**TASK INSTRUCTIONS**. Extract the data exactly, missing nothing.

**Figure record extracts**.
____________________

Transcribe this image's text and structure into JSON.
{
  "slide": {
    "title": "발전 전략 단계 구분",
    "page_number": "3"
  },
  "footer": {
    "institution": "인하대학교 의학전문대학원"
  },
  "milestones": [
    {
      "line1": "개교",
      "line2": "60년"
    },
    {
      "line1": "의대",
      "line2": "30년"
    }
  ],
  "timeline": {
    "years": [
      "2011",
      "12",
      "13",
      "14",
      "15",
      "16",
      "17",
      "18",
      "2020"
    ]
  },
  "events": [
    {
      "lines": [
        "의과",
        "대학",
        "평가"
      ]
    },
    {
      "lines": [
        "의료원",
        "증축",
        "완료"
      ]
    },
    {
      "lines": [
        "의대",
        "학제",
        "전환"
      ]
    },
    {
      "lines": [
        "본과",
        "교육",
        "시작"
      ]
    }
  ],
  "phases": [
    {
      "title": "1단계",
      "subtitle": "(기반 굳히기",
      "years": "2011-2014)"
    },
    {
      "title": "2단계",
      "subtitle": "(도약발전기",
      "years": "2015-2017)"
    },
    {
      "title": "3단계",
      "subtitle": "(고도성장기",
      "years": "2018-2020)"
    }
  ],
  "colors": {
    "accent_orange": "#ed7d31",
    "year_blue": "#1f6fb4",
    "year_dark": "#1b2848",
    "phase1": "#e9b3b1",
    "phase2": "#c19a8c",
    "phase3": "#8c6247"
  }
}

____________________

**RESPONSE**.
Transcribe this image's text and structure into JSON.
{
  "slide": {
    "title": "발전 전략 단계 구분",
    "page_number": "3"
  },
  "footer": {
    "institution": "인하대학교 의학전문대학원"
  },
  "milestones": [
    {
      "line1": "개교",
      "line2": "60년"
    },
    {
      "line1": "의대",
      "line2": "30년"
    }
  ],
  "timeline": {
    "years": [
      "2011",
      "12",
      "13",
      "14",
      "15",
      "16",
      "17",
      "18",
      "2020"
    ]
  },
  "events": [
    {
      "lines": [
        "의과",
        "대학",
        "평가"
      ]
    },
    {
      "lines": [
        "의료원",
        "증축",
        "완료"
      ]
    },
    {
      "lines": [
        "의대",
        "학제",
        "전환"
      ]
    },
    {
      "lines": [
        "본과",
        "교육",
        "시작"
      ]
    }
  ],
  "phases": [
    {
      "title": "1단계",
      "subtitle": "(기반 굳히기",
      "years": "2011-2014)"
    },
    {
      "title": "2단계",
      "subtitle": "(도약발전기",
      "years": "2015-2017)"
    },
    {
      "title": "3단계",
      "subtitle": "(고도성장기",
      "years": "2018-2020)"
    }
  ],
  "colors": {
    "accent_orange": "#ed7d31",
    "year_blue": "#1f6fb4",
    "year_dark": "#1b2848",
    "phase1": "#e9b3b1",
    "phase2": "#c19a8c",
    "phase3": "#8c6247"
  }
}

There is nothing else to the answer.